Stored items from a collection:
---

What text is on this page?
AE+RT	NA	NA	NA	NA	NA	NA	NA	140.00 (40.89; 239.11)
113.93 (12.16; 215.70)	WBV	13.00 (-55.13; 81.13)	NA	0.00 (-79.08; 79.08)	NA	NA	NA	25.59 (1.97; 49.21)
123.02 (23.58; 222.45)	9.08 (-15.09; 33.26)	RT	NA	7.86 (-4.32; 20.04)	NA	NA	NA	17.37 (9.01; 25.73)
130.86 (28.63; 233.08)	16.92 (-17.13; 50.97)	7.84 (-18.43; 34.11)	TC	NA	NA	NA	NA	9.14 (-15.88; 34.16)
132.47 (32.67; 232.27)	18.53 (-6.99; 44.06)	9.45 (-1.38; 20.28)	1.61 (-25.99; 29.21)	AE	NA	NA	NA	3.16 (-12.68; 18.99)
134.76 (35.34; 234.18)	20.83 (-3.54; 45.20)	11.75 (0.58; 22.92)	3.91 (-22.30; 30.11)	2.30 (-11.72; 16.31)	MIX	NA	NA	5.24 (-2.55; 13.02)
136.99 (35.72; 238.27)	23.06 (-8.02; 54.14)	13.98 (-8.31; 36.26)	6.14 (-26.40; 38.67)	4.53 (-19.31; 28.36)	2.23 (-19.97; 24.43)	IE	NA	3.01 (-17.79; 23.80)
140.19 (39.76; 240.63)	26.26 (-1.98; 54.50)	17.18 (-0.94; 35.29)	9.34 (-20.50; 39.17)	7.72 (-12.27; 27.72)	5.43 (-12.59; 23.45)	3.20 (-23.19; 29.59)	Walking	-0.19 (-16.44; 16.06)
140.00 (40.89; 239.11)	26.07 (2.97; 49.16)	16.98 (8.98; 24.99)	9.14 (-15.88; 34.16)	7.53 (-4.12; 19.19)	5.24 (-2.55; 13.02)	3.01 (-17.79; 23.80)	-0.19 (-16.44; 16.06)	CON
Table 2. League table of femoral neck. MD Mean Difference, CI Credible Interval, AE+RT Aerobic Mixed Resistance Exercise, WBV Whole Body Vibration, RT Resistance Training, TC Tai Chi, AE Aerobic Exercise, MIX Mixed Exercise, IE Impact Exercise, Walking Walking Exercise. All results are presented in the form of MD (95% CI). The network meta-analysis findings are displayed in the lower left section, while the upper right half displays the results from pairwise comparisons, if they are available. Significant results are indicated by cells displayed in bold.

---

Requirement: Every line of the data above belongs in the answer, unchanged.

Response area:
What text is on this page?
AE+RT	NA	NA	NA	NA	NA	NA	NA	140.00 (40.89; 239.11)
113.93 (12.16; 215.70)	WBV	13.00 (-55.13; 81.13)	NA	0.00 (-79.08; 79.08)	NA	NA	NA	25.59 (1.97; 49.21)
123.02 (23.58; 222.45)	9.08 (-15.09; 33.26)	RT	NA	7.86 (-4.32; 20.04)	NA	NA	NA	17.37 (9.01; 25.73)
130.86 (28.63; 233.08)	16.92 (-17.13; 50.97)	7.84 (-18.43; 34.11)	TC	NA	NA	NA	NA	9.14 (-15.88; 34.16)
132.47 (32.67; 232.27)	18.53 (-6.99; 44.06)	9.45 (-1.38; 20.28)	1.61 (-25.99; 29.21)	AE	NA	NA	NA	3.16 (-12.68; 18.99)
134.76 (35.34; 234.18)	20.83 (-3.54; 45.20)	11.75 (0.58; 22.92)	3.91 (-22.30; 30.11)	2.30 (-11.72; 16.31)	MIX	NA	NA	5.24 (-2.55; 13.02)
136.99 (35.72; 238.27)	23.06 (-8.02; 54.14)	13.98 (-8.31; 36.26)	6.14 (-26.40; 38.67)	4.53 (-19.31; 28.36)	2.23 (-19.97; 24.43)	IE	NA	3.01 (-17.79; 23.80)
140.19 (39.76; 240.63)	26.26 (-1.98; 54.50)	17.18 (-0.94; 35.29)	9.34 (-20.50; 39.17)	7.72 (-12.27; 27.72)	5.43 (-12.59; 23.45)	3.20 (-23.19; 29.59)	Walking	-0.19 (-16.44; 16.06)
140.00 (40.89; 239.11)	26.07 (2.97; 49.16)	16.98 (8.98; 24.99)	9.14 (-15.88; 34.16)	7.53 (-4.12; 19.19)	5.24 (-2.55; 13.02)	3.01 (-17.79; 23.80)	-0.19 (-16.44; 16.06)	CON
Table 2. League table of femoral neck. MD Mean Difference, CI Credible Interval, AE+RT Aerobic Mixed Resistance Exercise, WBV Whole Body Vibration, RT Resistance Training, TC Tai Chi, AE Aerobic Exercise, MIX Mixed Exercise, IE Impact Exercise, Walking Walking Exercise. All results are presented in the form of MD (95% CI). The network meta-analysis findings are displayed in the lower left section, while the upper right half displays the results from pairwise comparisons, if they are available. Significant results are indicated by cells displayed in bold.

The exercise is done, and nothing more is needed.